Information provided:
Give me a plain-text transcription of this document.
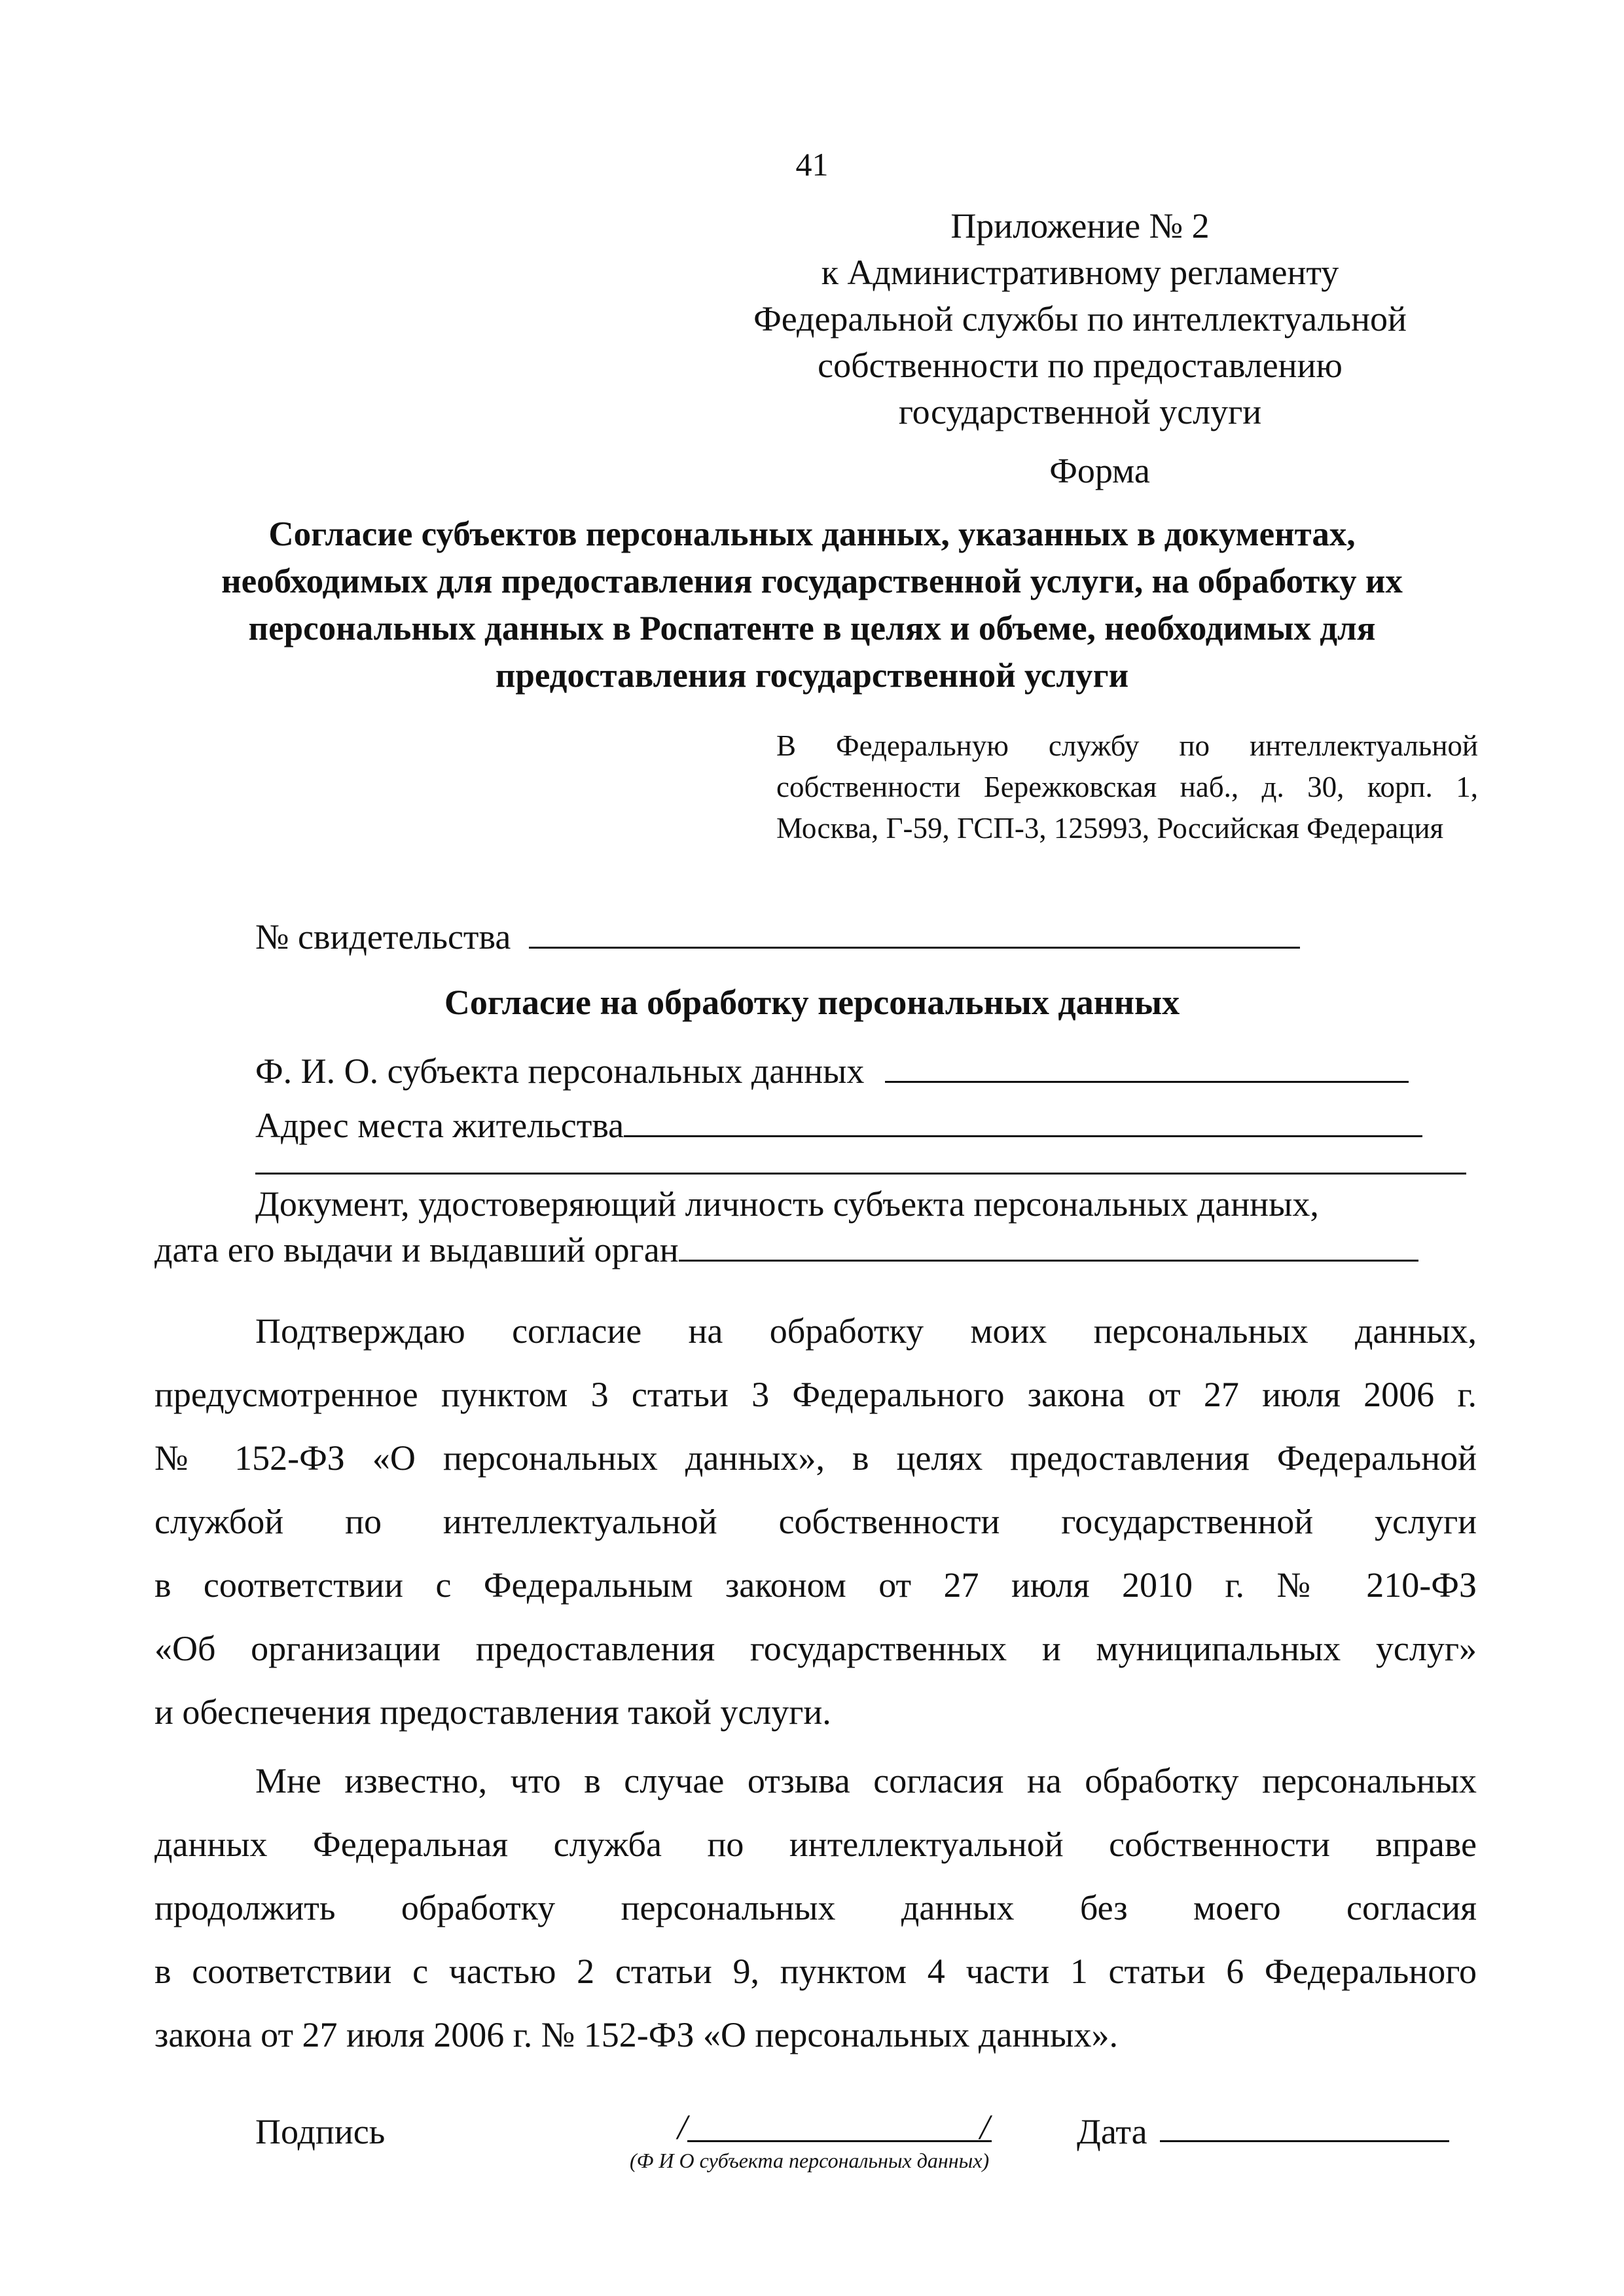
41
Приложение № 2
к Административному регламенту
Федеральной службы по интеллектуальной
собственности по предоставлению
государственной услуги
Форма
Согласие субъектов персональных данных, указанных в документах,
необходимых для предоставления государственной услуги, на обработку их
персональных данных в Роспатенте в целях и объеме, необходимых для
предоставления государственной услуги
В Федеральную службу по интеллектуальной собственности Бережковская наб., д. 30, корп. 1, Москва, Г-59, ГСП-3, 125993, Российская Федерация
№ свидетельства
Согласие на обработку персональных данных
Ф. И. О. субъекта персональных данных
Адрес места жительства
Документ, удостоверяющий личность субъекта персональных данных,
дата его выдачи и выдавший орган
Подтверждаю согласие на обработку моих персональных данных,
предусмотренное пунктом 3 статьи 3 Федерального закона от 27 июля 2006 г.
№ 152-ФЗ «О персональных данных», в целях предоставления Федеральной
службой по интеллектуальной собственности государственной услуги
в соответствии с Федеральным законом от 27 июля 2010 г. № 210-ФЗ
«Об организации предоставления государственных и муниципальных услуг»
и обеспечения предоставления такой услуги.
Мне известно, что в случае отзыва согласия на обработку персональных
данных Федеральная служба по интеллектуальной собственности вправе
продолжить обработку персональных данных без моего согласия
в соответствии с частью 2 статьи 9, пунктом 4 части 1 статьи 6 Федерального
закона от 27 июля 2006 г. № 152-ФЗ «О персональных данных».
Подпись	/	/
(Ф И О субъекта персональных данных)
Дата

Written task:
Lines containing the string "статьи" are to be selected and copied.

Worked answer:
предусмотренное пунктом 3 статьи 3 Федерального закона от 27 июля 2006 г.
в соответствии с частью 2 статьи 9, пунктом 4 части 1 статьи 6 Федерального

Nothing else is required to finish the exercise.